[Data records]
::::::
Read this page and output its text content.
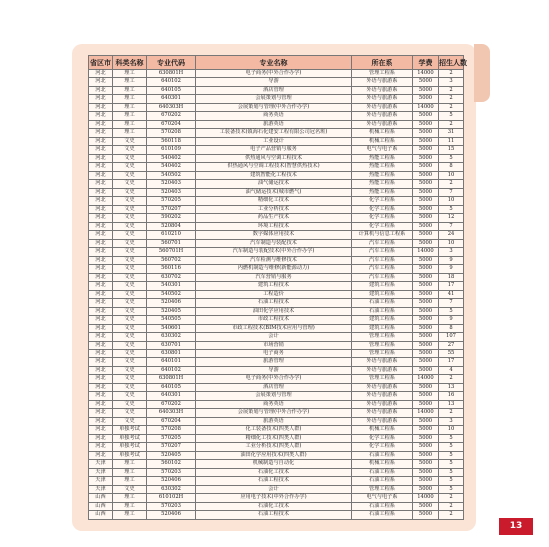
省区市	科类名称	专业代码	专业名称	所在系	学费	招生人数
河北	理工	630801H	电子商务(中外合作办学)	管理工程系	14000	2
河北	理工	640102	导游	外语与旅游系	5000	3
河北	理工	640105	酒店管理	外语与旅游系	5000	2
河北	理工	640301	会展策划与管理	外语与旅游系	5000	2
河北	理工	640303H	会展策划与管理(中外合作办学)	外语与旅游系	14000	2
河北	理工	670202	商务英语	外语与旅游系	5000	5
河北	理工	670204	旅游英语	外语与旅游系	5000	2
河北	理工	570208	工装备技术(镇海石化建安工程有限公司冠名班)	机械工程系	5000	31
河北	文史	560118	工业设计	机械工程系	5000	11
河北	文史	610109	电子产品营销与服务	电气与电子系	5000	15
河北	文史	540402	供热通风与空调工程技术	热能工程系	5000	5
河北	文史	540402	供热通风与空调工程技术(智慧供热技术)	热能工程系	5000	8
河北	文史	540502	建筑智能化工程技术	热能工程系	5000	10
河北	文史	520403	油气储运技术	热能工程系	5000	2
河北	文史	520403	油气储运技术(城市燃气)	热能工程系	5000	7
河北	文史	570205	精细化工技术	化学工程系	5000	10
河北	文史	570207	工业分析技术	化学工程系	5000	5
河北	文史	590202	药品生产技术	化学工程系	5000	12
河北	文史	520804	环境工程技术	化学工程系	5000	7
河北	文史	610210	数字媒体应用技术	计算机与信息工程系	5000	24
河北	文史	560701	汽车制造与装配技术	汽车工程系	5000	10
河北	文史	560701H	汽车制造与装配技术(中外合作办学)	汽车工程系	14000	3
河北	文史	560702	汽车检测与维修技术	汽车工程系	5000	9
河北	文史	560116	内燃机制造与维修(新能源动力)	汽车工程系	5000	9
河北	文史	630702	汽车营销与服务	汽车工程系	5000	18
河北	文史	540301	建筑工程技术	建筑工程系	5000	17
河北	文史	540502	工程造价	建筑工程系	5000	41
河北	文史	520406	石油工程技术	石油工程系	5000	7
河北	文史	520405	油田化学应用技术	石油工程系	5000	5
河北	文史	540505	市政工程技术	建筑工程系	5000	9
河北	文史	540601	市政工程技术(BIM技术应用与管理)	建筑工程系	5000	8
河北	文史	630302	会计	管理工程系	5000	107
河北	文史	630701	市场营销	管理工程系	5000	27
河北	文史	630801	电子商务	管理工程系	5000	55
河北	文史	640101	旅游管理	外语与旅游系	5000	17
河北	文史	640102	导游	外语与旅游系	5000	4
河北	文史	630801H	电子商务(中外合作办学)	管理工程系	14000	2
河北	文史	640105	酒店管理	外语与旅游系	5000	13
河北	文史	640301	会展策划与管理	外语与旅游系	5000	16
河北	文史	670202	商务英语	外语与旅游系	5000	13
河北	文史	640303H	会展策划与管理(中外合作办学)	外语与旅游系	14000	2
河北	文史	670204	旅游英语	外语与旅游系	5000	3
河北	单独考试	570208	化工装备技术(四类人群)	机械工程系	5000	10
河北	单独考试	570205	精细化工技术(四类人群)	化学工程系	5000	5
河北	单独考试	570207	工业分析技术(四类人群)	化学工程系	5000	5
河北	单独考试	520405	油田化学应用技术(四类人群)	石油工程系	5000	5
天津	理工	560102	机械制造与自动化	机械工程系	5000	5
天津	理工	570203	石油化工技术	石油工程系	5000	5
天津	理工	520406	石油工程技术	石油工程系	5000	5
天津	文史	630302	会计	管理工程系	5000	5
山西	理工	610102H	应用电子技术(中外合作办学)	电气与电子系	14000	2
山西	理工	570203	石油化工技术	石油工程系	5000	2
山西	理工	520406	石油工程技术	石油工程系	5000	2
13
::::::
Copy and report every line where the word "供热通风与空调工程技术" is present.

**RESULT OF THE EXERCISE**
河北	文史	540402	供热通风与空调工程技术	热能工程系	5000	5
河北	文史	540402	供热通风与空调工程技术(智慧供热技术)	热能工程系	5000	8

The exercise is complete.